Exercise task - Would you set down every entry shown below, precisely as written?

## START

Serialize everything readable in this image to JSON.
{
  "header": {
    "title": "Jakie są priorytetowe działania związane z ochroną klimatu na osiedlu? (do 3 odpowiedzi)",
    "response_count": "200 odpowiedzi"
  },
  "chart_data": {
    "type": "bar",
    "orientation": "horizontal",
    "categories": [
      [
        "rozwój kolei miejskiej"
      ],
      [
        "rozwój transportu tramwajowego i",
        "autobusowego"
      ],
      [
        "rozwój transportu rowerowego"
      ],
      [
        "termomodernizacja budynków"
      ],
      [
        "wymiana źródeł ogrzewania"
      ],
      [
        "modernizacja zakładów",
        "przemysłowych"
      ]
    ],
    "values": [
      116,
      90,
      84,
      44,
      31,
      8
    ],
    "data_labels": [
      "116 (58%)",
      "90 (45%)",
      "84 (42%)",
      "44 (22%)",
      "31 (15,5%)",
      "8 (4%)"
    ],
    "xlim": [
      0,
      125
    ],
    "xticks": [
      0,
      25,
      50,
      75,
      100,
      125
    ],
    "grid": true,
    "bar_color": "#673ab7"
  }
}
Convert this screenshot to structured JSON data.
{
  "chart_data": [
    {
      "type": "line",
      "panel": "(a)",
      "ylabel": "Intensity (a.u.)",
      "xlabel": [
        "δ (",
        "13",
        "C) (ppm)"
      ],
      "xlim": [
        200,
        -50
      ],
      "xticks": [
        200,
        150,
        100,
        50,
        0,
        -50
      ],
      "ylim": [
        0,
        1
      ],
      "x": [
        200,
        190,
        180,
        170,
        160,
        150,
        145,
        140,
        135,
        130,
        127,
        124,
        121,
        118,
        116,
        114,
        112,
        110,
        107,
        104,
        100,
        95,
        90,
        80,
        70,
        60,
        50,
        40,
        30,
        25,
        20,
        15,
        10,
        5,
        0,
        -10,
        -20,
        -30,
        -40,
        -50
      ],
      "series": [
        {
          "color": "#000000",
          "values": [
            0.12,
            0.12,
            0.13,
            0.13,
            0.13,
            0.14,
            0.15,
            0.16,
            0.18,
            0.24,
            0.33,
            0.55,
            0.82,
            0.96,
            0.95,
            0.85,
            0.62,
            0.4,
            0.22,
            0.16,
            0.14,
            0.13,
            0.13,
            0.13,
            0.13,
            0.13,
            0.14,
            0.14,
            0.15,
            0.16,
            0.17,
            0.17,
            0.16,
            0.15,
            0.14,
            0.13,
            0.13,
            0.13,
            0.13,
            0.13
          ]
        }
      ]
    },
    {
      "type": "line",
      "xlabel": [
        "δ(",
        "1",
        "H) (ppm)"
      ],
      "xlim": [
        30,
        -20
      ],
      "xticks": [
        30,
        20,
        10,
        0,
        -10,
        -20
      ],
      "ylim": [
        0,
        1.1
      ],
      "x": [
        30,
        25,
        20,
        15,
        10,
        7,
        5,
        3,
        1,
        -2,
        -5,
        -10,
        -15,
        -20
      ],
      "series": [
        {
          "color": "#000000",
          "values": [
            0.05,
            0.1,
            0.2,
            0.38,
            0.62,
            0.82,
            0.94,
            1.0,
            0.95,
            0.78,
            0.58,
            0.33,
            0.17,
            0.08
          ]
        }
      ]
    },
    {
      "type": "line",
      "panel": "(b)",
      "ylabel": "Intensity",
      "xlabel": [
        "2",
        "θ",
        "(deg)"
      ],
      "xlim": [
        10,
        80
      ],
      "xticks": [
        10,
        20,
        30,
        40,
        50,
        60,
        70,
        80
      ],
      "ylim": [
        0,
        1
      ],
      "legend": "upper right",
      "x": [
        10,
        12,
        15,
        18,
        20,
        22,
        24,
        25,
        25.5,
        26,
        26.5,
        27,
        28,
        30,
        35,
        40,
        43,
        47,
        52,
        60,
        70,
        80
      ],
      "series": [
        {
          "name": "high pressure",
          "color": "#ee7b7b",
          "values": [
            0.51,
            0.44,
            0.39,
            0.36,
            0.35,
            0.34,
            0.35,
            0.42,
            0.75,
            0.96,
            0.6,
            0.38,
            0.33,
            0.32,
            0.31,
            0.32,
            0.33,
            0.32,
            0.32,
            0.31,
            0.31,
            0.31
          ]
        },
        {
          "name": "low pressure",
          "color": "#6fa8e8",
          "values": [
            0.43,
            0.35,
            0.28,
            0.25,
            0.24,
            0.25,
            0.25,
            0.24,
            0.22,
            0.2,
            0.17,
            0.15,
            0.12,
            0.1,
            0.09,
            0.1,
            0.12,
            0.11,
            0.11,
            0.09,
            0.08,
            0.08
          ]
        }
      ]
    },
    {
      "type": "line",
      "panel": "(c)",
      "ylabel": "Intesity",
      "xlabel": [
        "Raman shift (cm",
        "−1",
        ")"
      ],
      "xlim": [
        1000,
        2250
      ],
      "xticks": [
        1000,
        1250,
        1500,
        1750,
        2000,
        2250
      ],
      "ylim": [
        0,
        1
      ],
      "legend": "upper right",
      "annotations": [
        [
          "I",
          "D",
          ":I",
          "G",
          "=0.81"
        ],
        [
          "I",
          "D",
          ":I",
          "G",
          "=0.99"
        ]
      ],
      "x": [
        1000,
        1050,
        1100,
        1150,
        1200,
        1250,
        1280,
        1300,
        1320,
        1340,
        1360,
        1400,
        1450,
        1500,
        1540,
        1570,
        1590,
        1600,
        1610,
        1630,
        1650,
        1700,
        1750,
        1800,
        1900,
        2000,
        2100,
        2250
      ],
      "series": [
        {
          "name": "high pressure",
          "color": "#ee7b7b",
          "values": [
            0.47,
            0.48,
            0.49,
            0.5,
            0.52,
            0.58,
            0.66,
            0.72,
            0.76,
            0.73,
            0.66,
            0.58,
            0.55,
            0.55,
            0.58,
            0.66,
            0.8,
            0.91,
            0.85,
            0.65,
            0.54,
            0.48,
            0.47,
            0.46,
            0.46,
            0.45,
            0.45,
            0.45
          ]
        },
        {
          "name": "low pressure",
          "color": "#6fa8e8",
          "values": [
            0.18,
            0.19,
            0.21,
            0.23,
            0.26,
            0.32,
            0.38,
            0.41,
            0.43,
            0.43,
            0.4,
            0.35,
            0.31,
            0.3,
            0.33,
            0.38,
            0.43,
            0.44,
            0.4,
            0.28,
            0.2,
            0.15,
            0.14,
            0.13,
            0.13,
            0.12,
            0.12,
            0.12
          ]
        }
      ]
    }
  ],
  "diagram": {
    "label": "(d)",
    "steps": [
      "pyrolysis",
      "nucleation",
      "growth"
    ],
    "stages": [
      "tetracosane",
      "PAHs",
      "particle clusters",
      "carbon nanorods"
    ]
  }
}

## END

Response to the task -
Serialize everything readable in this image to JSON.
{
  "header": {
    "title": "Jakie są priorytetowe działania związane z ochroną klimatu na osiedlu? (do 3 odpowiedzi)",
    "response_count": "200 odpowiedzi"
  },
  "chart_data": {
    "type": "bar",
    "orientation": "horizontal",
    "categories": [
      [
        "rozwój kolei miejskiej"
      ],
      [
        "rozwój transportu tramwajowego i",
        "autobusowego"
      ],
      [
        "rozwój transportu rowerowego"
      ],
      [
        "termomodernizacja budynków"
      ],
      [
        "wymiana źródeł ogrzewania"
      ],
      [
        "modernizacja zakładów",
        "przemysłowych"
      ]
    ],
    "values": [
      116,
      90,
      84,
      44,
      31,
      8
    ],
    "data_labels": [
      "116 (58%)",
      "90 (45%)",
      "84 (42%)",
      "44 (22%)",
      "31 (15,5%)",
      "8 (4%)"
    ],
    "xlim": [
      0,
      125
    ],
    "xticks": [
      0,
      25,
      50,
      75,
      100,
      125
    ],
    "grid": true,
    "bar_color": "#673ab7"
  }
}
Convert this screenshot to structured JSON data.
{
  "chart_data": [
    {
      "type": "line",
      "panel": "(a)",
      "ylabel": "Intensity (a.u.)",
      "xlabel": [
        "δ (",
        "13",
        "C) (ppm)"
      ],
      "xlim": [
        200,
        -50
      ],
      "xticks": [
        200,
        150,
        100,
        50,
        0,
        -50
      ],
      "ylim": [
        0,
        1
      ],
      "x": [
        200,
        190,
        180,
        170,
        160,
        150,
        145,
        140,
        135,
        130,
        127,
        124,
        121,
        118,
        116,
        114,
        112,
        110,
        107,
        104,
        100,
        95,
        90,
        80,
        70,
        60,
        50,
        40,
        30,
        25,
        20,
        15,
        10,
        5,
        0,
        -10,
        -20,
        -30,
        -40,
        -50
      ],
      "series": [
        {
          "color": "#000000",
          "values": [
            0.12,
            0.12,
            0.13,
            0.13,
            0.13,
            0.14,
            0.15,
            0.16,
            0.18,
            0.24,
            0.33,
            0.55,
            0.82,
            0.96,
            0.95,
            0.85,
            0.62,
            0.4,
            0.22,
            0.16,
            0.14,
            0.13,
            0.13,
            0.13,
            0.13,
            0.13,
            0.14,
            0.14,
            0.15,
            0.16,
            0.17,
            0.17,
            0.16,
            0.15,
            0.14,
            0.13,
            0.13,
            0.13,
            0.13,
            0.13
          ]
        }
      ]
    },
    {
      "type": "line",
      "xlabel": [
        "δ(",
        "1",
        "H) (ppm)"
      ],
      "xlim": [
        30,
        -20
      ],
      "xticks": [
        30,
        20,
        10,
        0,
        -10,
        -20
      ],
      "ylim": [
        0,
        1.1
      ],
      "x": [
        30,
        25,
        20,
        15,
        10,
        7,
        5,
        3,
        1,
        -2,
        -5,
        -10,
        -15,
        -20
      ],
      "series": [
        {
          "color": "#000000",
          "values": [
            0.05,
            0.1,
            0.2,
            0.38,
            0.62,
            0.82,
            0.94,
            1.0,
            0.95,
            0.78,
            0.58,
            0.33,
            0.17,
            0.08
          ]
        }
      ]
    },
    {
      "type": "line",
      "panel": "(b)",
      "ylabel": "Intensity",
      "xlabel": [
        "2",
        "θ",
        "(deg)"
      ],
      "xlim": [
        10,
        80
      ],
      "xticks": [
        10,
        20,
        30,
        40,
        50,
        60,
        70,
        80
      ],
      "ylim": [
        0,
        1
      ],
      "legend": "upper right",
      "x": [
        10,
        12,
        15,
        18,
        20,
        22,
        24,
        25,
        25.5,
        26,
        26.5,
        27,
        28,
        30,
        35,
        40,
        43,
        47,
        52,
        60,
        70,
        80
      ],
      "series": [
        {
          "name": "high pressure",
          "color": "#ee7b7b",
          "values": [
            0.51,
            0.44,
            0.39,
            0.36,
            0.35,
            0.34,
            0.35,
            0.42,
            0.75,
            0.96,
            0.6,
            0.38,
            0.33,
            0.32,
            0.31,
            0.32,
            0.33,
            0.32,
            0.32,
            0.31,
            0.31,
            0.31
          ]
        },
        {
          "name": "low pressure",
          "color": "#6fa8e8",
          "values": [
            0.43,
            0.35,
            0.28,
            0.25,
            0.24,
            0.25,
            0.25,
            0.24,
            0.22,
            0.2,
            0.17,
            0.15,
            0.12,
            0.1,
            0.09,
            0.1,
            0.12,
            0.11,
            0.11,
            0.09,
            0.08,
            0.08
          ]
        }
      ]
    },
    {
      "type": "line",
      "panel": "(c)",
      "ylabel": "Intesity",
      "xlabel": [
        "Raman shift (cm",
        "−1",
        ")"
      ],
      "xlim": [
        1000,
        2250
      ],
      "xticks": [
        1000,
        1250,
        1500,
        1750,
        2000,
        2250
      ],
      "ylim": [
        0,
        1
      ],
      "legend": "upper right",
      "annotations": [
        [
          "I",
          "D",
          ":I",
          "G",
          "=0.81"
        ],
        [
          "I",
          "D",
          ":I",
          "G",
          "=0.99"
        ]
      ],
      "x": [
        1000,
        1050,
        1100,
        1150,
        1200,
        1250,
        1280,
        1300,
        1320,
        1340,
        1360,
        1400,
        1450,
        1500,
        1540,
        1570,
        1590,
        1600,
        1610,
        1630,
        1650,
        1700,
        1750,
        1800,
        1900,
        2000,
        2100,
        2250
      ],
      "series": [
        {
          "name": "high pressure",
          "color": "#ee7b7b",
          "values": [
            0.47,
            0.48,
            0.49,
            0.5,
            0.52,
            0.58,
            0.66,
            0.72,
            0.76,
            0.73,
            0.66,
            0.58,
            0.55,
            0.55,
            0.58,
            0.66,
            0.8,
            0.91,
            0.85,
            0.65,
            0.54,
            0.48,
            0.47,
            0.46,
            0.46,
            0.45,
            0.45,
            0.45
          ]
        },
        {
          "name": "low pressure",
          "color": "#6fa8e8",
          "values": [
            0.18,
            0.19,
            0.21,
            0.23,
            0.26,
            0.32,
            0.38,
            0.41,
            0.43,
            0.43,
            0.4,
            0.35,
            0.31,
            0.3,
            0.33,
            0.38,
            0.43,
            0.44,
            0.4,
            0.28,
            0.2,
            0.15,
            0.14,
            0.13,
            0.13,
            0.12,
            0.12,
            0.12
          ]
        }
      ]
    }
  ],
  "diagram": {
    "label": "(d)",
    "steps": [
      "pyrolysis",
      "nucleation",
      "growth"
    ],
    "stages": [
      "tetracosane",
      "PAHs",
      "particle clusters",
      "carbon nanorods"
    ]
  }
}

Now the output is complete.